Information supplied
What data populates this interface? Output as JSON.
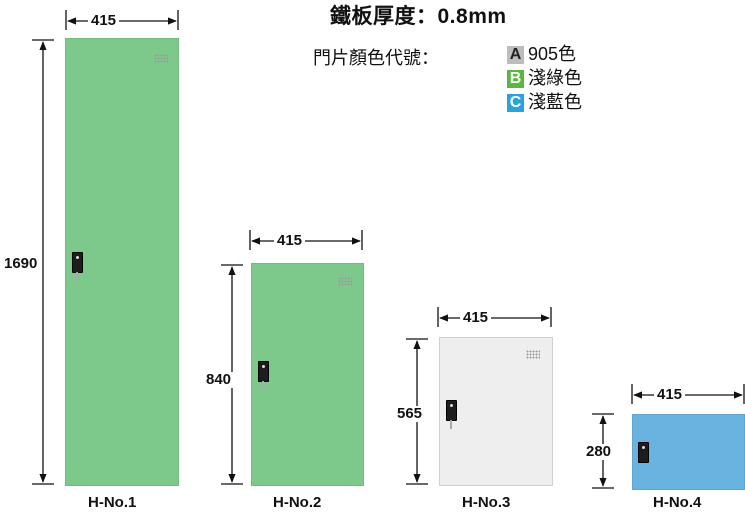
{
  "spec": {
    "thickness_label": "鐵板厚度：0.8mm",
    "color_code_label": "門片顏色代號：",
    "colors": [
      {
        "code": "A",
        "name": "905色",
        "swatch": "#bdbdbd"
      },
      {
        "code": "B",
        "name": "淺綠色",
        "swatch": "#56b93c"
      },
      {
        "code": "C",
        "name": "淺藍色",
        "swatch": "#2aa2dc"
      }
    ]
  },
  "door_colors": {
    "green": "#7dc98b",
    "white": "#eeeeee",
    "blue": "#69b3e0"
  },
  "lockers": [
    {
      "model": "H-No.1",
      "width": "415",
      "height": "1690"
    },
    {
      "model": "H-No.2",
      "width": "415",
      "height": "840"
    },
    {
      "model": "H-No.3",
      "width": "415",
      "height": "565"
    },
    {
      "model": "H-No.4",
      "width": "415",
      "height": "280"
    }
  ]
}
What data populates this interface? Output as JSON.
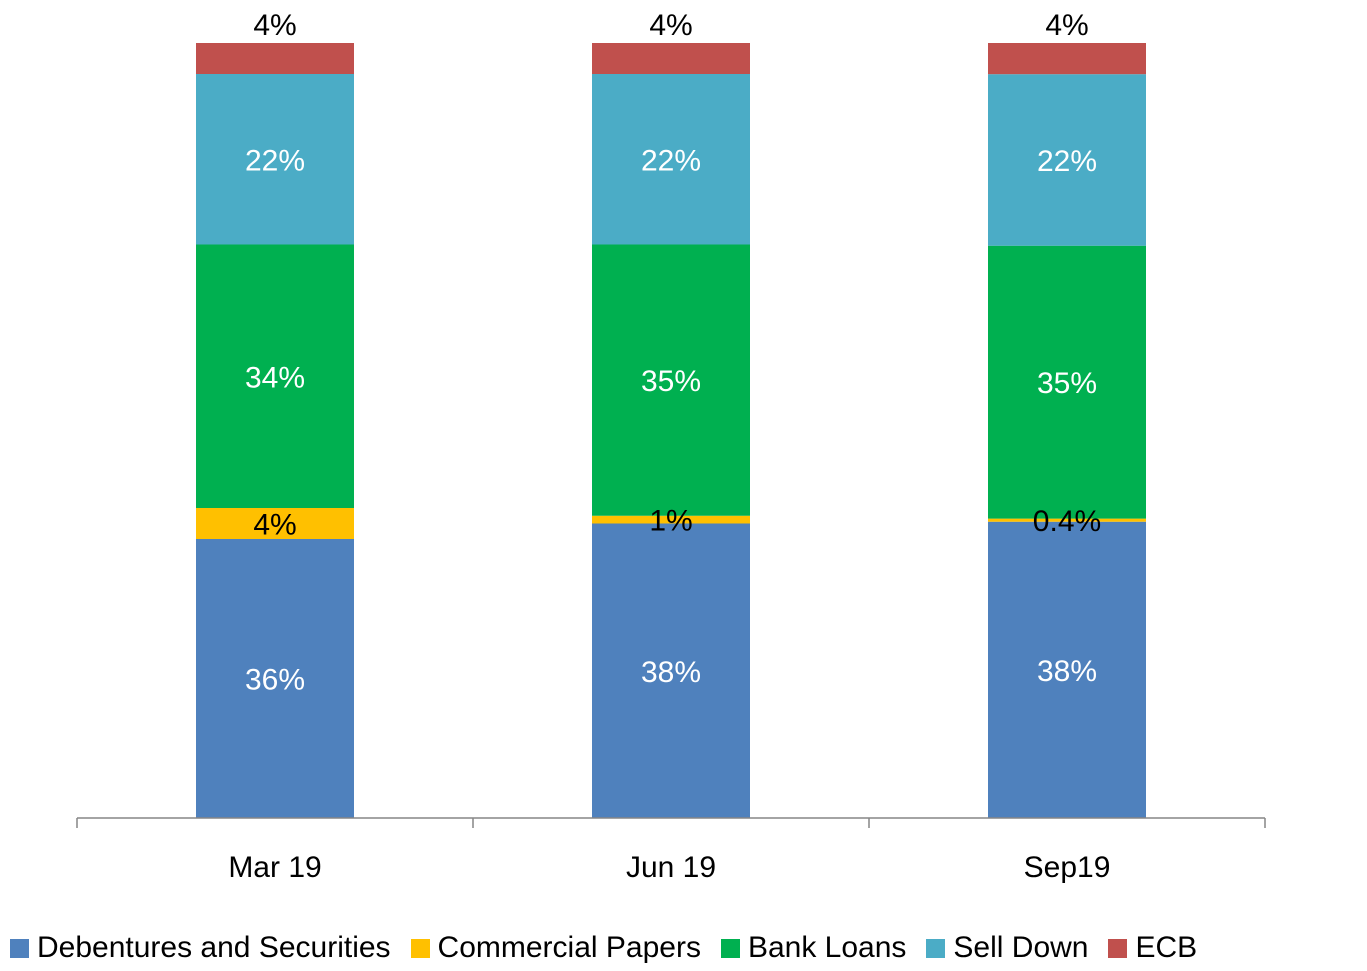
{
  "chart_data": {
    "type": "bar",
    "stacked": true,
    "categories": [
      "Mar 19",
      "Jun 19",
      "Sep19"
    ],
    "ylim": [
      0,
      100
    ],
    "grid": false,
    "legend_position": "bottom",
    "series": [
      {
        "name": "Debentures and Securities",
        "color": "#4F81BD",
        "values": [
          36,
          38,
          38
        ],
        "labels": [
          "36%",
          "38%",
          "38%"
        ]
      },
      {
        "name": "Commercial Papers",
        "color": "#FFC000",
        "values": [
          4,
          1,
          0.4
        ],
        "labels": [
          "4%",
          "1%",
          "0.4%"
        ]
      },
      {
        "name": "Bank Loans",
        "color": "#00B050",
        "values": [
          34,
          35,
          35
        ],
        "labels": [
          "34%",
          "35%",
          "35%"
        ]
      },
      {
        "name": "Sell Down",
        "color": "#4BACC6",
        "values": [
          22,
          22,
          22
        ],
        "labels": [
          "22%",
          "22%",
          "22%"
        ]
      },
      {
        "name": "ECB",
        "color": "#C0504D",
        "values": [
          4,
          4,
          4
        ],
        "labels": [
          "4%",
          "4%",
          "4%"
        ]
      }
    ]
  }
}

Exercise directions
Which lines above hold the word "swatch"? Copy each of them.

Finished answer
        "swatch": "#bdbdbd"
        "swatch": "#56b93c"
        "swatch": "#2aa2dc"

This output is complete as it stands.